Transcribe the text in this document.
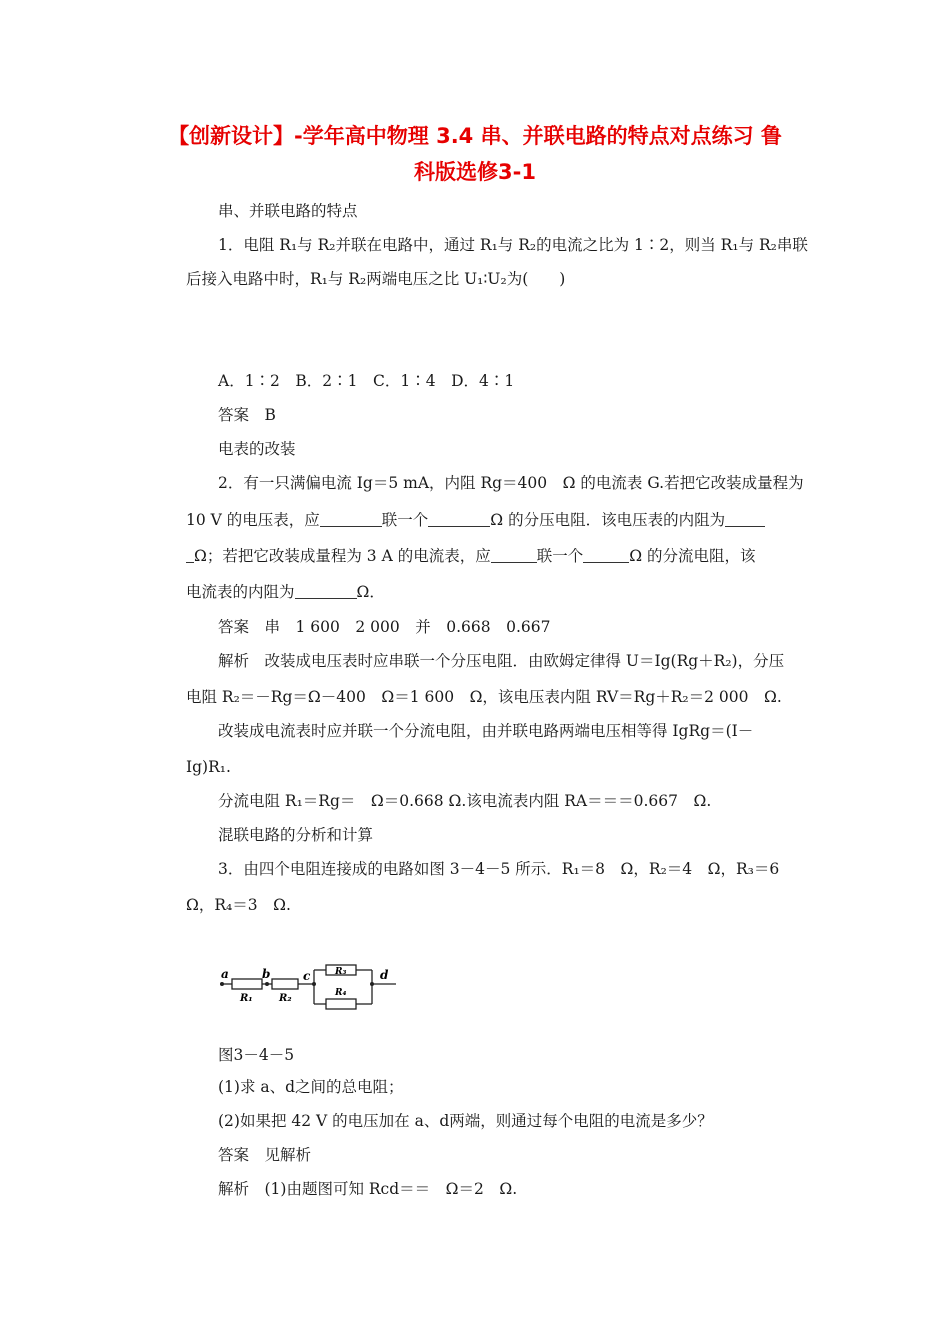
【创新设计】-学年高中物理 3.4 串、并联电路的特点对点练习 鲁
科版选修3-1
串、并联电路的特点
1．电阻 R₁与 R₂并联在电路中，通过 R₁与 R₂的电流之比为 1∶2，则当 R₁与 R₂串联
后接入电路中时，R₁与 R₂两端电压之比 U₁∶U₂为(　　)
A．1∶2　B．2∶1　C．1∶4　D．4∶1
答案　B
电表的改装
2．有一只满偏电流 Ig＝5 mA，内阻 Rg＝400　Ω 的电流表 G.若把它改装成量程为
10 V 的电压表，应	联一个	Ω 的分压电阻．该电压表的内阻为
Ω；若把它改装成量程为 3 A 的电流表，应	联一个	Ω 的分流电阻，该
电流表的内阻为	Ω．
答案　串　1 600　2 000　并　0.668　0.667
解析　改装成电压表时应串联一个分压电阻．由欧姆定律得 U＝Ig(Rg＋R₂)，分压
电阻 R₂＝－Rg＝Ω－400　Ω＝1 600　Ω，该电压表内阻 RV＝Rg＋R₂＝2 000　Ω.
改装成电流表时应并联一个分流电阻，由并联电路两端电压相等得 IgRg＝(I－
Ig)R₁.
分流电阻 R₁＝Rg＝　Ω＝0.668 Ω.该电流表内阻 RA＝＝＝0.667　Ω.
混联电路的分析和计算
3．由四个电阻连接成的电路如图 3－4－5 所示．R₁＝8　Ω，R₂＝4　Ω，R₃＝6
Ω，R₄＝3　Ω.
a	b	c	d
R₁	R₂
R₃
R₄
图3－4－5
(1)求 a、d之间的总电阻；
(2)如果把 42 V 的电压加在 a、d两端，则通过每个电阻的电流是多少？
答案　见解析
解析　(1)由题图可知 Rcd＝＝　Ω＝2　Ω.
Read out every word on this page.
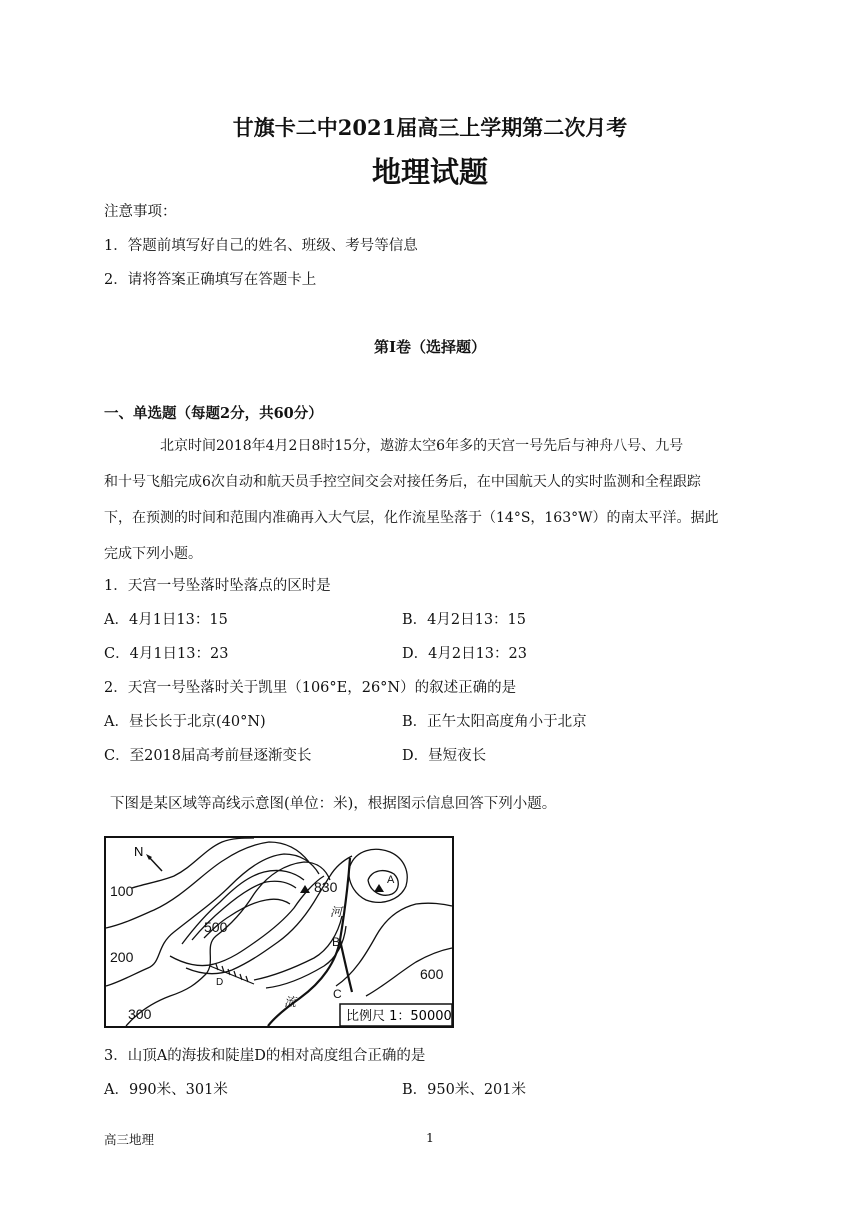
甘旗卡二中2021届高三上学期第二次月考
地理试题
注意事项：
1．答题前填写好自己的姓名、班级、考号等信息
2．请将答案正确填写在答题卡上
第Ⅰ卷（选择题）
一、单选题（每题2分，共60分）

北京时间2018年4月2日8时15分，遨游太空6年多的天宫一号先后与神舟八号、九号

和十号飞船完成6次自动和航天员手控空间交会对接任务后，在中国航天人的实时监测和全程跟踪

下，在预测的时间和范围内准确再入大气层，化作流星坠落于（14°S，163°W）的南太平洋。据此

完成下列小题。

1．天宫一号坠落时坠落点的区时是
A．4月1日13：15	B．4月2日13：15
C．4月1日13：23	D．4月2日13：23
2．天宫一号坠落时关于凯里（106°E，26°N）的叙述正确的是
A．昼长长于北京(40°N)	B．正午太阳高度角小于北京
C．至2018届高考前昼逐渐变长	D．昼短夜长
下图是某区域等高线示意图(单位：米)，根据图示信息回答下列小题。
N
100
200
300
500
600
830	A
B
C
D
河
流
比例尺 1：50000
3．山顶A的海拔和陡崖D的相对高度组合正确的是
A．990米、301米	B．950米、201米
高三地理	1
# # # # # # #
## Aim
Transcribe all of the records above character for character. Exclude the pictures.

## Exercise solution
Transcribe the text in this document.
【创新设计】-学年高中物理 3.4 串、并联电路的特点对点练习 鲁
科版选修3-1
串、并联电路的特点
1．电阻 R₁与 R₂并联在电路中，通过 R₁与 R₂的电流之比为 1∶2，则当 R₁与 R₂串联
后接入电路中时，R₁与 R₂两端电压之比 U₁∶U₂为(　　)
A．1∶2　B．2∶1　C．1∶4　D．4∶1
答案　B
电表的改装
2．有一只满偏电流 Ig＝5 mA，内阻 Rg＝400　Ω 的电流表 G.若把它改装成量程为
10 V 的电压表，应	联一个	Ω 的分压电阻．该电压表的内阻为
Ω；若把它改装成量程为 3 A 的电流表，应	联一个	Ω 的分流电阻，该
电流表的内阻为	Ω．
答案　串　1 600　2 000　并　0.668　0.667
解析　改装成电压表时应串联一个分压电阻．由欧姆定律得 U＝Ig(Rg＋R₂)，分压
电阻 R₂＝－Rg＝Ω－400　Ω＝1 600　Ω，该电压表内阻 RV＝Rg＋R₂＝2 000　Ω.
改装成电流表时应并联一个分流电阻，由并联电路两端电压相等得 IgRg＝(I－
Ig)R₁.
分流电阻 R₁＝Rg＝　Ω＝0.668 Ω.该电流表内阻 RA＝＝＝0.667　Ω.
混联电路的分析和计算
3．由四个电阻连接成的电路如图 3－4－5 所示．R₁＝8　Ω，R₂＝4　Ω，R₃＝6
Ω，R₄＝3　Ω.
a	b	c	d
R₁	R₂
R₃
R₄
图3－4－5
(1)求 a、d之间的总电阻；
(2)如果把 42 V 的电压加在 a、d两端，则通过每个电阻的电流是多少？
答案　见解析
解析　(1)由题图可知 Rcd＝＝　Ω＝2　Ω.
Read out every word on this page.
甘旗卡二中2021届高三上学期第二次月考
地理试题
注意事项：
1．答题前填写好自己的姓名、班级、考号等信息
2．请将答案正确填写在答题卡上
第Ⅰ卷（选择题）
一、单选题（每题2分，共60分）

北京时间2018年4月2日8时15分，遨游太空6年多的天宫一号先后与神舟八号、九号

和十号飞船完成6次自动和航天员手控空间交会对接任务后，在中国航天人的实时监测和全程跟踪

下，在预测的时间和范围内准确再入大气层，化作流星坠落于（14°S，163°W）的南太平洋。据此

完成下列小题。

1．天宫一号坠落时坠落点的区时是
A．4月1日13：15	B．4月2日13：15
C．4月1日13：23	D．4月2日13：23
2．天宫一号坠落时关于凯里（106°E，26°N）的叙述正确的是
A．昼长长于北京(40°N)	B．正午太阳高度角小于北京
C．至2018届高考前昼逐渐变长	D．昼短夜长
下图是某区域等高线示意图(单位：米)，根据图示信息回答下列小题。
N
100
200
300
500
600
830	A
B
C
D
河
流
比例尺 1：50000
3．山顶A的海拔和陡崖D的相对高度组合正确的是
A．990米、301米	B．950米、201米
高三地理	1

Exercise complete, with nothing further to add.